**Job**
Report, word for word, every line of the material that contains "title".

Items from a data source
▬▬▬▬▬▬

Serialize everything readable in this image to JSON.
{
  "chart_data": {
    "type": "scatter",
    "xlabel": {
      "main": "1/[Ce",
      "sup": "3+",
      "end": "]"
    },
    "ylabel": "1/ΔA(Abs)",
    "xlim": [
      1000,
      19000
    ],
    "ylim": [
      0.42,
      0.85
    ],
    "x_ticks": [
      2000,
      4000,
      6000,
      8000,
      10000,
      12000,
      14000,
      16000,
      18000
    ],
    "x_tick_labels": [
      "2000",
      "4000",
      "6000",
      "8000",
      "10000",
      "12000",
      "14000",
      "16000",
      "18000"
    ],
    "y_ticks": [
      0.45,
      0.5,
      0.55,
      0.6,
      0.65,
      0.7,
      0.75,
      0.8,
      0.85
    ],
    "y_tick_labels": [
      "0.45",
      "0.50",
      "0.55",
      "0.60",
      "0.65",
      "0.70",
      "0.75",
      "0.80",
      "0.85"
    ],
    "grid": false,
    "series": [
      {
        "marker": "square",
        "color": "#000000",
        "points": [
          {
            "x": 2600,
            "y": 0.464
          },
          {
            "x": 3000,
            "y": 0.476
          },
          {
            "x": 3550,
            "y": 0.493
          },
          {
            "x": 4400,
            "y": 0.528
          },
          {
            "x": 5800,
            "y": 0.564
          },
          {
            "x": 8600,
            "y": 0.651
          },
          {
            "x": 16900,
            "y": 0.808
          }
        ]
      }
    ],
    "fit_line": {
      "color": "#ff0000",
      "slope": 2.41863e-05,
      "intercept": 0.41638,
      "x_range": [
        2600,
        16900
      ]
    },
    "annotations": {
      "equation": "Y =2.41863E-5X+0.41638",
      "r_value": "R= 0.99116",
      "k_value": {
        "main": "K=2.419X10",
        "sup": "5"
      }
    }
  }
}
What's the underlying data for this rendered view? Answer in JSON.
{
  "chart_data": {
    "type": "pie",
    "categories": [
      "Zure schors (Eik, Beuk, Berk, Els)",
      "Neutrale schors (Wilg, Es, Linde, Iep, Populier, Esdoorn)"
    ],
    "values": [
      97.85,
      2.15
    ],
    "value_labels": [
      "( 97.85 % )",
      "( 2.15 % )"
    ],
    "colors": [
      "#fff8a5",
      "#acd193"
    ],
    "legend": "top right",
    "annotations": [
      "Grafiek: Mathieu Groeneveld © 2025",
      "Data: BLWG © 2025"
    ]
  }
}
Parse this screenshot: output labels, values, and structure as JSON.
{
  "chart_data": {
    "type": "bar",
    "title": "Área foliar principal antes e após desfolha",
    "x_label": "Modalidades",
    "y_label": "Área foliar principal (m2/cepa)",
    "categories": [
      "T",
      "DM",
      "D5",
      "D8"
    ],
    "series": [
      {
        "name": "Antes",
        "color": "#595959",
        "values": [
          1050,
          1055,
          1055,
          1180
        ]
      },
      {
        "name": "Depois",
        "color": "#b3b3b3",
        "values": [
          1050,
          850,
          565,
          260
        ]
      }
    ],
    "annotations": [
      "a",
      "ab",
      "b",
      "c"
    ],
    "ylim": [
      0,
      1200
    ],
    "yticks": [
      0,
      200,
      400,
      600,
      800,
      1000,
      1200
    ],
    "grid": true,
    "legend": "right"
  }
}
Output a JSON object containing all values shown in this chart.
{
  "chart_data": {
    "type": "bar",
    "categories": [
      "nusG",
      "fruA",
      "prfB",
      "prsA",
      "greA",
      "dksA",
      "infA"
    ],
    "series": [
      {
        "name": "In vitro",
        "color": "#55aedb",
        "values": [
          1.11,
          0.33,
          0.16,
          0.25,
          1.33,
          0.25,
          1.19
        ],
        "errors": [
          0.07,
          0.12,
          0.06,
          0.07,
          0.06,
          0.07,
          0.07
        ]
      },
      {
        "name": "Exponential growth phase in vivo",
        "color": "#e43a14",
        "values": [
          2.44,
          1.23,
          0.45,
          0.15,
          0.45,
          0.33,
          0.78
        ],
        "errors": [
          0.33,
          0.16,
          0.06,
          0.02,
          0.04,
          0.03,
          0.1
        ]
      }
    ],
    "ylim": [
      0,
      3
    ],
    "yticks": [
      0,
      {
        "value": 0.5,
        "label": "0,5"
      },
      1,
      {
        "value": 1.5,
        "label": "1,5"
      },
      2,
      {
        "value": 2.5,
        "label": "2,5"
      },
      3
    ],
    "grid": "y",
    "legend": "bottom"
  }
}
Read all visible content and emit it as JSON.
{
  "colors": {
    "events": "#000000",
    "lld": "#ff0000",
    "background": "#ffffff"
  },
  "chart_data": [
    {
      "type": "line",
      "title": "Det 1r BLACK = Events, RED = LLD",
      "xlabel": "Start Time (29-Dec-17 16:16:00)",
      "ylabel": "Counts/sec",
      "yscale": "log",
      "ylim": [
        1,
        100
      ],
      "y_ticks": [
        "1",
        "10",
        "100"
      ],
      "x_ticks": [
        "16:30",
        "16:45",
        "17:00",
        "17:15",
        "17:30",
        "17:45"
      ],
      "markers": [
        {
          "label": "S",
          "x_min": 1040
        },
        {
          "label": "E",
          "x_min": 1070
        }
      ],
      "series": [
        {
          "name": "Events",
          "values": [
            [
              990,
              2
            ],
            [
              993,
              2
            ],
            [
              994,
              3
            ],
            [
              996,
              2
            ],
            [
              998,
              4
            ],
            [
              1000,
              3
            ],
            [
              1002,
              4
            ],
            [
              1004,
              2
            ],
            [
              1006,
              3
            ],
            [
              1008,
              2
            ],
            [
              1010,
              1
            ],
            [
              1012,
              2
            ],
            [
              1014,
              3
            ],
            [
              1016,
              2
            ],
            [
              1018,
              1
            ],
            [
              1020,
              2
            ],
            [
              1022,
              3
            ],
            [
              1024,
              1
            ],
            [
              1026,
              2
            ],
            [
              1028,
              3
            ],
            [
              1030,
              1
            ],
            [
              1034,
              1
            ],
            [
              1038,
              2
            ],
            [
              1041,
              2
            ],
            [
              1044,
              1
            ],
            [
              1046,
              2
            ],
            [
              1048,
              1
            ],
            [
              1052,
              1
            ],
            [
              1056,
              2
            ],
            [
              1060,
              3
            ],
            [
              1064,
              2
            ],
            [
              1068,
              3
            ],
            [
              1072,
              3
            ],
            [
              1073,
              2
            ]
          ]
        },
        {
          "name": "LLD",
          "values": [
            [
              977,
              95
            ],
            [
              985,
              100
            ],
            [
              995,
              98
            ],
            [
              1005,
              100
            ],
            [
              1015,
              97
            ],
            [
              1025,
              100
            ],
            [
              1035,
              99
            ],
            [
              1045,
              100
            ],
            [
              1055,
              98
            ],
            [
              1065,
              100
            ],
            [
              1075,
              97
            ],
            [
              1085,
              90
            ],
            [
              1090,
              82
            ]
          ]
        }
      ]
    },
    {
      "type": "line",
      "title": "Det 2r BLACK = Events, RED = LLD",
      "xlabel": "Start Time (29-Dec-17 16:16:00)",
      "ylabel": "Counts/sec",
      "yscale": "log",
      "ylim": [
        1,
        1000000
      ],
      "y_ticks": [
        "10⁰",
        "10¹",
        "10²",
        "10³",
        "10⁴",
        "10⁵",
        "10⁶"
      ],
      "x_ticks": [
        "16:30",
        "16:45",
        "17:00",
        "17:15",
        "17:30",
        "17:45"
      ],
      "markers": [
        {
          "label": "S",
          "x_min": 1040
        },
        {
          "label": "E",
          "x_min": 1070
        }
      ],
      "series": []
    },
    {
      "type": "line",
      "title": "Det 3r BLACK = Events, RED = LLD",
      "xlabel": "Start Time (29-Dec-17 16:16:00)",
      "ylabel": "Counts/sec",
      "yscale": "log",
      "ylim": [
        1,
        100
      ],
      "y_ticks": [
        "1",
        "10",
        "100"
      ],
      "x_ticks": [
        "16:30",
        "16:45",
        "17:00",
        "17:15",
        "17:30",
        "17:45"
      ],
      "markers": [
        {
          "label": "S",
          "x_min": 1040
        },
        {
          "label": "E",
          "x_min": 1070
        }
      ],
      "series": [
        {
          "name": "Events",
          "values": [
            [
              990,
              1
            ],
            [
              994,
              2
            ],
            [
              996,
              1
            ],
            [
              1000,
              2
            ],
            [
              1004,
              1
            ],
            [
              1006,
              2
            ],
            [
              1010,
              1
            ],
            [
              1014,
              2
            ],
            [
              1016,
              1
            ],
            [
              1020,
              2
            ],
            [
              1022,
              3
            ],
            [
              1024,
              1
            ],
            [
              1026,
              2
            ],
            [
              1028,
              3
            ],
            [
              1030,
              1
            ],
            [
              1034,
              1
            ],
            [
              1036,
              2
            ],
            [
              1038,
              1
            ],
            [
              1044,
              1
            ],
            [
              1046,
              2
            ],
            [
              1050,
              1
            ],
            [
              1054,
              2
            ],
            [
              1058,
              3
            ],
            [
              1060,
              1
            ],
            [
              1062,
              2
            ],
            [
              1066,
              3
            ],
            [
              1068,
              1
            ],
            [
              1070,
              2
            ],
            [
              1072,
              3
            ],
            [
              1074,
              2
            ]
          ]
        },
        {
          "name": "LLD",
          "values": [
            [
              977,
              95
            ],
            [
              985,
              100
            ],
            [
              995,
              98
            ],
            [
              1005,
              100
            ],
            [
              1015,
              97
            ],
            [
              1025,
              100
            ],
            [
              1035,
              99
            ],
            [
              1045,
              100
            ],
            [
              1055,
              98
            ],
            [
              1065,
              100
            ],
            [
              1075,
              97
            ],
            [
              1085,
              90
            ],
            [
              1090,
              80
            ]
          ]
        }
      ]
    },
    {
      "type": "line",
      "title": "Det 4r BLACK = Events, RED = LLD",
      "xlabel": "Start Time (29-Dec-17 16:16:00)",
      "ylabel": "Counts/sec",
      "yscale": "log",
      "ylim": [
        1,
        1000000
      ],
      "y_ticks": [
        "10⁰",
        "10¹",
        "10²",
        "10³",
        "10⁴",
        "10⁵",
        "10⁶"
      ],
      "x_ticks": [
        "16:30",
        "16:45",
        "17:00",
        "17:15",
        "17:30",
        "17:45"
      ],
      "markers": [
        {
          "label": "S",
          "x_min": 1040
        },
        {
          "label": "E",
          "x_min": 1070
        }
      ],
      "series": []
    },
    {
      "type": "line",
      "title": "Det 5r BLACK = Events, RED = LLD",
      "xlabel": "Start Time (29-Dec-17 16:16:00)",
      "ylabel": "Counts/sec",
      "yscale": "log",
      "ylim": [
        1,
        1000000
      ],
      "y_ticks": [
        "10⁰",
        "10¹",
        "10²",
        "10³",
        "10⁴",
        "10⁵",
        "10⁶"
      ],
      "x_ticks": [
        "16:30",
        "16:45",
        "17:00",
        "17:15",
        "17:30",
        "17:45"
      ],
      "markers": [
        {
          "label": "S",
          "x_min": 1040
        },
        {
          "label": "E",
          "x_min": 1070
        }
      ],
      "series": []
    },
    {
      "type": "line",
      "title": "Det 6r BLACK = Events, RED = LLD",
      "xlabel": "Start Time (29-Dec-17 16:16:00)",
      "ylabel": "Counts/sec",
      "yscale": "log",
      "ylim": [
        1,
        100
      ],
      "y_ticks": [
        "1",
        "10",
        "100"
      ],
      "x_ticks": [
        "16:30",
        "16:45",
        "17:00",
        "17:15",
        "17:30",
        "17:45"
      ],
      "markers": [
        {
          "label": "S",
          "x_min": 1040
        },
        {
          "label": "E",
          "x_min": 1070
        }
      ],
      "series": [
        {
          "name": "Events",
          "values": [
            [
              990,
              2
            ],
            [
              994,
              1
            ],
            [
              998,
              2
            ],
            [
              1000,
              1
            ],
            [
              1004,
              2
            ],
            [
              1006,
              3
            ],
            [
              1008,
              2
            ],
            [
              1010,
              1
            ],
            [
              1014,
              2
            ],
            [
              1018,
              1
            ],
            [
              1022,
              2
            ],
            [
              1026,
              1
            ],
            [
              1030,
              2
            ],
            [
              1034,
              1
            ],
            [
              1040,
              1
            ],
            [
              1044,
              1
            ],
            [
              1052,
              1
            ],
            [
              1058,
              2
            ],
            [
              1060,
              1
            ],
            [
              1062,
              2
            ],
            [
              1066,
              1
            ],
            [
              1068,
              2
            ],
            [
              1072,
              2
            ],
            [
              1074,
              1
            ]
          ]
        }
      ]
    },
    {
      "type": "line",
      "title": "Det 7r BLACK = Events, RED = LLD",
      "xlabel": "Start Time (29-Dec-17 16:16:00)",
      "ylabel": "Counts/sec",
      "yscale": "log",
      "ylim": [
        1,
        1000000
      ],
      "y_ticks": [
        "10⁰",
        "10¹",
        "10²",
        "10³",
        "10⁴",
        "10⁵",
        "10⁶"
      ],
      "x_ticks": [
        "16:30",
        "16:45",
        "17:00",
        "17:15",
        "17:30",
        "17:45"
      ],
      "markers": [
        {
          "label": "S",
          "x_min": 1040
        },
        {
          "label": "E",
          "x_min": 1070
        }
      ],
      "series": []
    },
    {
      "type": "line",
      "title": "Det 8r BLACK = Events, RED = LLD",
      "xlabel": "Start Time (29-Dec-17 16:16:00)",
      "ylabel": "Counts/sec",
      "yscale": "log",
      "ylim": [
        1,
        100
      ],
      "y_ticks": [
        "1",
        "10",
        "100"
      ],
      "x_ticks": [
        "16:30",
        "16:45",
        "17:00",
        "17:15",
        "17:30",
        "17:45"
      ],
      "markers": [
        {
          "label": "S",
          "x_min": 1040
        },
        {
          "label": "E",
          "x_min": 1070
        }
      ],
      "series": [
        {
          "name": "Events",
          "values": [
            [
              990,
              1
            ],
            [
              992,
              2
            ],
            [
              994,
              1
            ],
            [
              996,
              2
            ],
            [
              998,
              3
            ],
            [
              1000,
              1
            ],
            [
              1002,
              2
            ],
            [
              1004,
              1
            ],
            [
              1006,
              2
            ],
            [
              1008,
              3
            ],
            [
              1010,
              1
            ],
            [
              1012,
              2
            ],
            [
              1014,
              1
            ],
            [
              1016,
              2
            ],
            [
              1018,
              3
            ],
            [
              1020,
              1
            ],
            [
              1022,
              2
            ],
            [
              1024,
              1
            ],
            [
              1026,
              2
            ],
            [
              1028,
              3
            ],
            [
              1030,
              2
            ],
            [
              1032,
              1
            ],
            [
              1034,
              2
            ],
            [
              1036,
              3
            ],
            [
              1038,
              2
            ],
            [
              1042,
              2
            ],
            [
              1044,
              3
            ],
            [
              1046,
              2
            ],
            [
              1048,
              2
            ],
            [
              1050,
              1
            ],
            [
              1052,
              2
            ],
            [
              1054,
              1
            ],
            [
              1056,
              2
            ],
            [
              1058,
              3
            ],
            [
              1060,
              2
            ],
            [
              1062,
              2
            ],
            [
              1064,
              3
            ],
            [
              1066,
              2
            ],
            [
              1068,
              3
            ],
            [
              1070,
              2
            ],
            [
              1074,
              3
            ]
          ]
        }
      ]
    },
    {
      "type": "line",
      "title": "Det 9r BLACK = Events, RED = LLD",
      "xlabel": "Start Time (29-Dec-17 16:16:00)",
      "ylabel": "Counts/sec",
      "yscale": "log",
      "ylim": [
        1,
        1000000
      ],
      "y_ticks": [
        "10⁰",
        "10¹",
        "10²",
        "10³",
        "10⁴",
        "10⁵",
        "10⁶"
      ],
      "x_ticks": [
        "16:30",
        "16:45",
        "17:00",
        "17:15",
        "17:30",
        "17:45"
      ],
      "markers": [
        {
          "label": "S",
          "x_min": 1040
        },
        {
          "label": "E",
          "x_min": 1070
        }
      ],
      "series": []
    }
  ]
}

▬▬▬▬▬▬

**Answer to this exercise**
    "title": "Área foliar principal antes e após desfolha",
      "title": "Det 1r BLACK = Events, RED = LLD",
      "title": "Det 2r BLACK = Events, RED = LLD",
      "title": "Det 3r BLACK = Events, RED = LLD",
      "title": "Det 4r BLACK = Events, RED = LLD",
      "title": "Det 5r BLACK = Events, RED = LLD",
      "title": "Det 6r BLACK = Events, RED = LLD",
      "title": "Det 7r BLACK = Events, RED = LLD",
      "title": "Det 8r BLACK = Events, RED = LLD",
      "title": "Det 9r BLACK = Events, RED = LLD",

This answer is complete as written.